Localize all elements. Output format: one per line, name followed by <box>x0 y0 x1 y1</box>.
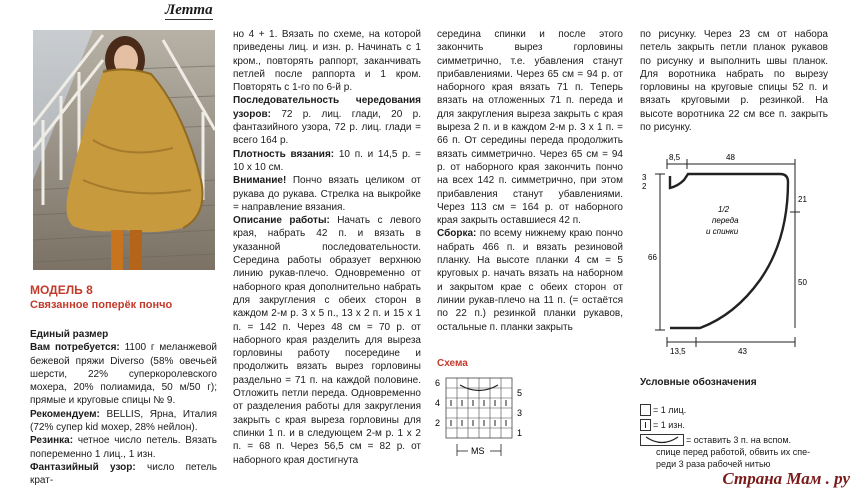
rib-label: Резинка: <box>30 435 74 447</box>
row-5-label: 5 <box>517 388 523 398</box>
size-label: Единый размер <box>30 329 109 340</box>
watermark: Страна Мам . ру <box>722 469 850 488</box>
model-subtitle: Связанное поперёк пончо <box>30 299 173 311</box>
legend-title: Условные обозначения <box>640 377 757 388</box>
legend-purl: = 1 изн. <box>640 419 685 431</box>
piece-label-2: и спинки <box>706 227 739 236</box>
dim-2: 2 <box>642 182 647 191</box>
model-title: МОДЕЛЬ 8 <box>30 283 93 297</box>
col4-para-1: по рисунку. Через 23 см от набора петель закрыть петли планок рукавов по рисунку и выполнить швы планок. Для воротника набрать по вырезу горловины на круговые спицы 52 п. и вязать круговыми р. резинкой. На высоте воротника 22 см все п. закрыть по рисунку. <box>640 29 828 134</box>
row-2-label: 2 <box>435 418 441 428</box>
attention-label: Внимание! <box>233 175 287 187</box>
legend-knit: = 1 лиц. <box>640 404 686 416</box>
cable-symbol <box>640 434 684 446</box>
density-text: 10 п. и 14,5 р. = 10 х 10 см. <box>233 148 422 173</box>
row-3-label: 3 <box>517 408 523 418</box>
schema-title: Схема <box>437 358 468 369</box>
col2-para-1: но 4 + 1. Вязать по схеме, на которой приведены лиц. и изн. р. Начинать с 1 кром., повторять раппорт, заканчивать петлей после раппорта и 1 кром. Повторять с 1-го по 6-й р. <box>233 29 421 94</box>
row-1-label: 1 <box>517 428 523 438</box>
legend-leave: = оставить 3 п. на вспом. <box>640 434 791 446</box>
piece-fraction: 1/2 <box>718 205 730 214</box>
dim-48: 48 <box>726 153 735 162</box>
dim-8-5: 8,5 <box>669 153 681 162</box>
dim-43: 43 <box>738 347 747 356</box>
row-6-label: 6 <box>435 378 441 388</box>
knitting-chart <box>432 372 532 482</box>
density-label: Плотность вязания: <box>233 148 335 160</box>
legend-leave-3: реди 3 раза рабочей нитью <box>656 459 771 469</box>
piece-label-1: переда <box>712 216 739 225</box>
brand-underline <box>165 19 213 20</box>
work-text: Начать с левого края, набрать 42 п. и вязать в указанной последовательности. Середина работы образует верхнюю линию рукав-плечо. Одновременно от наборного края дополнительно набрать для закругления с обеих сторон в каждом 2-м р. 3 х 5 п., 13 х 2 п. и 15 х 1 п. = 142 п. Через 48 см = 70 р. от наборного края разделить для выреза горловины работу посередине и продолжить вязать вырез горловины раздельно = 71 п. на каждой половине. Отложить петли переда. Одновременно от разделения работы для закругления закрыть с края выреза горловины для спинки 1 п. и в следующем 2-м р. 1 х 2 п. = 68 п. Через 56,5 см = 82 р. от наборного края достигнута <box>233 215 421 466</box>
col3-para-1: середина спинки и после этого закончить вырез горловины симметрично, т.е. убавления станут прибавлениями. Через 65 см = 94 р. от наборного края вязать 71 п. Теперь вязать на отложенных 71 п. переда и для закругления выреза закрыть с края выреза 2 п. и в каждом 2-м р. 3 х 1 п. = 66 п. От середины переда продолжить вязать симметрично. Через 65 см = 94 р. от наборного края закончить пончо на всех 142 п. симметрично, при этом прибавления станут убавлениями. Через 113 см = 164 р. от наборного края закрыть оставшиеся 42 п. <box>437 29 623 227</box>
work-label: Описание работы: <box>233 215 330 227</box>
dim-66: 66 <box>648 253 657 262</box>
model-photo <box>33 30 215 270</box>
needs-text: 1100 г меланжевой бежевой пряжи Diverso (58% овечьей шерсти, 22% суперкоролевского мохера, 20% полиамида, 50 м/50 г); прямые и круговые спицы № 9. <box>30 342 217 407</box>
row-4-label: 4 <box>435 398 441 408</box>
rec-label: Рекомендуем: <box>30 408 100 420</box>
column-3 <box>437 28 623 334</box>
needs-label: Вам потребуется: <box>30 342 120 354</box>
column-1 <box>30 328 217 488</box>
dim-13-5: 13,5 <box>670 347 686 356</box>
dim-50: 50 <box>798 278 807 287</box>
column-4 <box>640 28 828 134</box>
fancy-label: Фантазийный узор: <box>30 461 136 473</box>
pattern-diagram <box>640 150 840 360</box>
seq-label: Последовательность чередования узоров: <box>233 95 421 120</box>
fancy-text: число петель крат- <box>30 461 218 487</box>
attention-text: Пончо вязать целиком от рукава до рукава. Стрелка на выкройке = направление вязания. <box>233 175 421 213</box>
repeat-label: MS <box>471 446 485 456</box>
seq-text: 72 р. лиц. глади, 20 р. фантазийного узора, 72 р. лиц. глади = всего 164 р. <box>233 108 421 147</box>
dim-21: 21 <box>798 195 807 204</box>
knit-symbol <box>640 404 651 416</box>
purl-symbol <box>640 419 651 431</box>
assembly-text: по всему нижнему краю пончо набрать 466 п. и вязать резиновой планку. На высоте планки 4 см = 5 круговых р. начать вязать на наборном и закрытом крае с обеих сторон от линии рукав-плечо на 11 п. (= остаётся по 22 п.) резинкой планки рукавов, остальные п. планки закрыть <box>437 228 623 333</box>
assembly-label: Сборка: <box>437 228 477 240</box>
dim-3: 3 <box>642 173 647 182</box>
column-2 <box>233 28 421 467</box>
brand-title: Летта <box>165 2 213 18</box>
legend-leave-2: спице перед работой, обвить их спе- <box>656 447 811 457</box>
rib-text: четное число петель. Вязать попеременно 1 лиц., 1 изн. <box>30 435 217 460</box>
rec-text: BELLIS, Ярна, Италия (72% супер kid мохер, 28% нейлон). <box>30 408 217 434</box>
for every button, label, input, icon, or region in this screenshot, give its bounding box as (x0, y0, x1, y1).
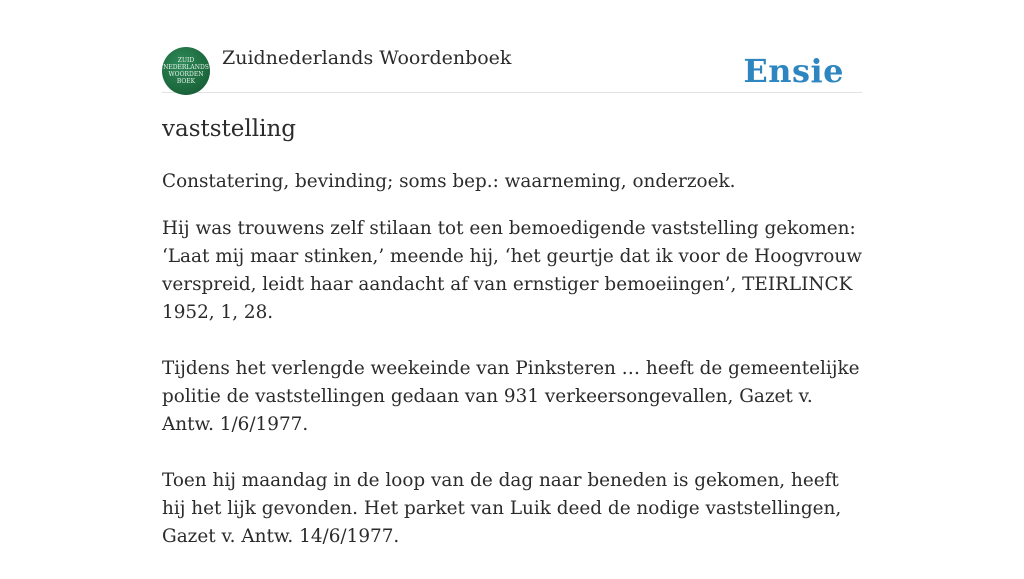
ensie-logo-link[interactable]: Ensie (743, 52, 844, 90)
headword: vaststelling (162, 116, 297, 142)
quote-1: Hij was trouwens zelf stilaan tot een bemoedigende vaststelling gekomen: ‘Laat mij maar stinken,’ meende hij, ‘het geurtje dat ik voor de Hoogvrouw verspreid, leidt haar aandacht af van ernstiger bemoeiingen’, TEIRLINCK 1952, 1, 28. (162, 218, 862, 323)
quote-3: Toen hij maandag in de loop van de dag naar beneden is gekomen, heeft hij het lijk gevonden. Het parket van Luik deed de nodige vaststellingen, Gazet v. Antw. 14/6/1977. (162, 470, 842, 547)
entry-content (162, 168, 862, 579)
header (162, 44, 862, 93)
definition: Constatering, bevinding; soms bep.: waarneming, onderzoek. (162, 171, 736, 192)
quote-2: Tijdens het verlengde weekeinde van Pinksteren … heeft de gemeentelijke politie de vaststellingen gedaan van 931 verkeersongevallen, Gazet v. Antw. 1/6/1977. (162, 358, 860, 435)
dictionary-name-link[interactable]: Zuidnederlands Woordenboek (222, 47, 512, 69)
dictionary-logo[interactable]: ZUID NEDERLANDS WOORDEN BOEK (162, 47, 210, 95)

━━━━

Copy every row from the one containing "rib-label: Резинка: <box>30 435 74 447</box>" down to the one containing "dim-2: 2 <box>642 182 647 191</box>", keeping both of those rows and changing nothing.

rib-label: Резинка: <box>30 435 74 447</box>
row-5-label: 5 <box>517 388 523 398</box>
size-label: Единый размер <box>30 329 109 340</box>
watermark: Страна Мам . ру <box>722 469 850 488</box>
model-subtitle: Связанное поперёк пончо <box>30 299 173 311</box>
legend-title: Условные обозначения <box>640 377 757 388</box>
legend-purl: = 1 изн. <box>640 419 685 431</box>
piece-label-2: и спинки <box>706 227 739 236</box>
dim-2: 2 <box>642 182 647 191</box>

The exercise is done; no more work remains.